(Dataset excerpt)
┏━━

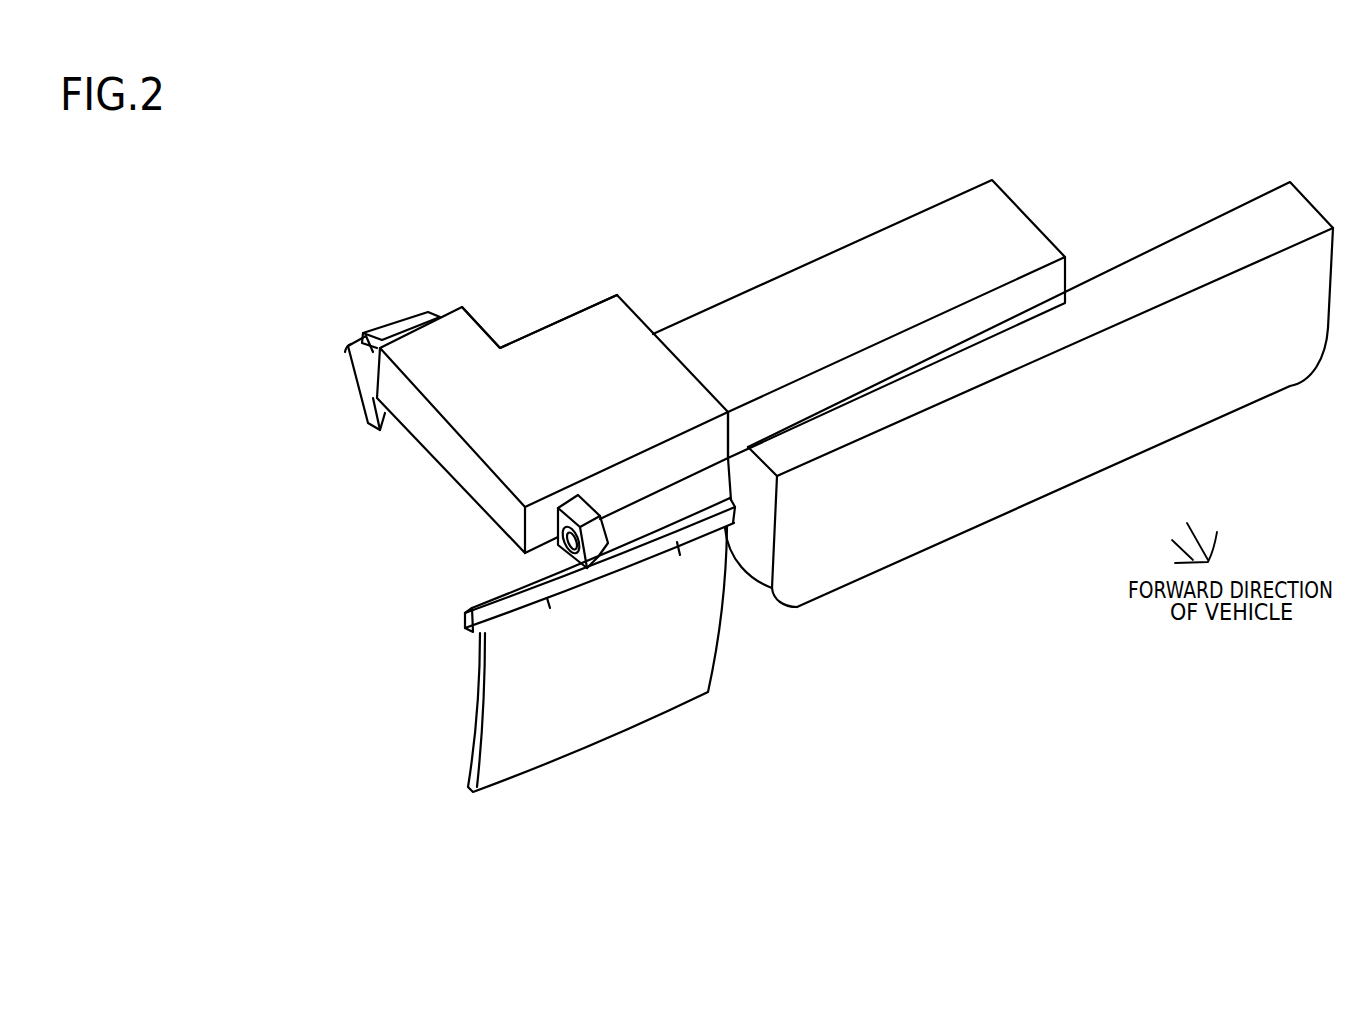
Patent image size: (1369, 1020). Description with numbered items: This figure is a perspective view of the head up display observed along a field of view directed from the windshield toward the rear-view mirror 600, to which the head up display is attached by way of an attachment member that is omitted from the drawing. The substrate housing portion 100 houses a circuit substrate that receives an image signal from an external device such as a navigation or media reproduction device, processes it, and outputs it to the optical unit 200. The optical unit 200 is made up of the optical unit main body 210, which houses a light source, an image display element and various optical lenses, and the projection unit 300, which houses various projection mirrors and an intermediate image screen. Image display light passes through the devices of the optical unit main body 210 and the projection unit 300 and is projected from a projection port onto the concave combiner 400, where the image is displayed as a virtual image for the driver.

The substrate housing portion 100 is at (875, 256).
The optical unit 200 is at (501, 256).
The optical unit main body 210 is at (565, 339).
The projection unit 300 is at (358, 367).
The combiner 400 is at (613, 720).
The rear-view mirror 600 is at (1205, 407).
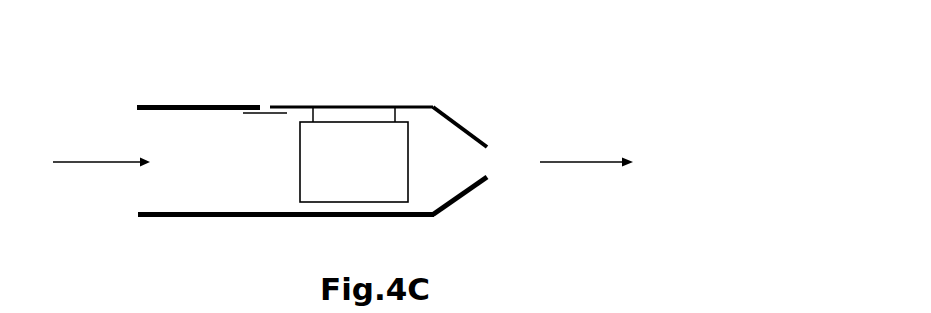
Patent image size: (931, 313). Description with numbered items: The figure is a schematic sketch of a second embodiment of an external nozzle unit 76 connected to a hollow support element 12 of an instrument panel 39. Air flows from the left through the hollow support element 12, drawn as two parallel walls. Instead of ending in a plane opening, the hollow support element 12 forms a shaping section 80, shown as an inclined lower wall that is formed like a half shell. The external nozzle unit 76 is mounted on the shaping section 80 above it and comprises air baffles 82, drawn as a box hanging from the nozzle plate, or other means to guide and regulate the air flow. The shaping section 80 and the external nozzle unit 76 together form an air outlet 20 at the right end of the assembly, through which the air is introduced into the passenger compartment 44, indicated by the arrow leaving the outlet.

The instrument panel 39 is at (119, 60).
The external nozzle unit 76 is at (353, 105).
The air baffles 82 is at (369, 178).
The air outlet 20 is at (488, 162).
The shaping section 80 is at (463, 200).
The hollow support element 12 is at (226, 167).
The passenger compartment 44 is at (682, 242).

┗━━

Give the listing above as a two-column CSV with the columns "request" and "answer", one row per request, placing its text and its answer each in a single quoted field with line breaks replaced by spaces. Cover the whole listing and leave the pictures out of the answer.

request,answer
"Patent image size: (1369, 1020). Description with numbered items: This figure is a perspective view of the head up display observed along a field of view directed from the windshield toward the rear-view mirror 600, to which the head up display is attached by way of an attachment member that is omitted from the drawing. The substrate housing portion 100 houses a circuit substrate that receives an image signal from an external device such as a navigation or media reproduction device, processes it, and outputs it to the optical unit 200. The optical unit 200 is made up of the optical unit main body 210, which houses a light source, an image display element and various optical lenses, and the projection unit 300, which houses various projection mirrors and an intermediate image screen. Image display light passes through the devices of the optical unit main body 210 and the projection unit 300 and is projected from a projection port onto the concave combiner 400, where the image is displayed as a virtual image for the driver.","The substrate housing portion 100 is at (875, 256). The optical unit 200 is at (501, 256). The optical unit main body 210 is at (565, 339). The projection unit 300 is at (358, 367). The combiner 400 is at (613, 720). The rear-view mirror 600 is at (1205, 407)."
"Patent image size: (931, 313). Description with numbered items: The figure is a schematic sketch of a second embodiment of an external nozzle unit 76 connected to a hollow support element 12 of an instrument panel 39. Air flows from the left through the hollow support element 12, drawn as two parallel walls. Instead of ending in a plane opening, the hollow support element 12 forms a shaping section 80, shown as an inclined lower wall that is formed like a half shell. The external nozzle unit 76 is mounted on the shaping section 80 above it and comprises air baffles 82, drawn as a box hanging from the nozzle plate, or other means to guide and regulate the air flow. The shaping section 80 and the external nozzle unit 76 together form an air outlet 20 at the right end of the assembly, through which the air is introduced into the passenger compartment 44, indicated by the arrow leaving the outlet.","The instrument panel 39 is at (119, 60). The external nozzle unit 76 is at (353, 105). The air baffles 82 is at (369, 178). The air outlet 20 is at (488, 162). The shaping section 80 is at (463, 200). The hollow support element 12 is at (226, 167). The passenger compartment 44 is at (682, 242)."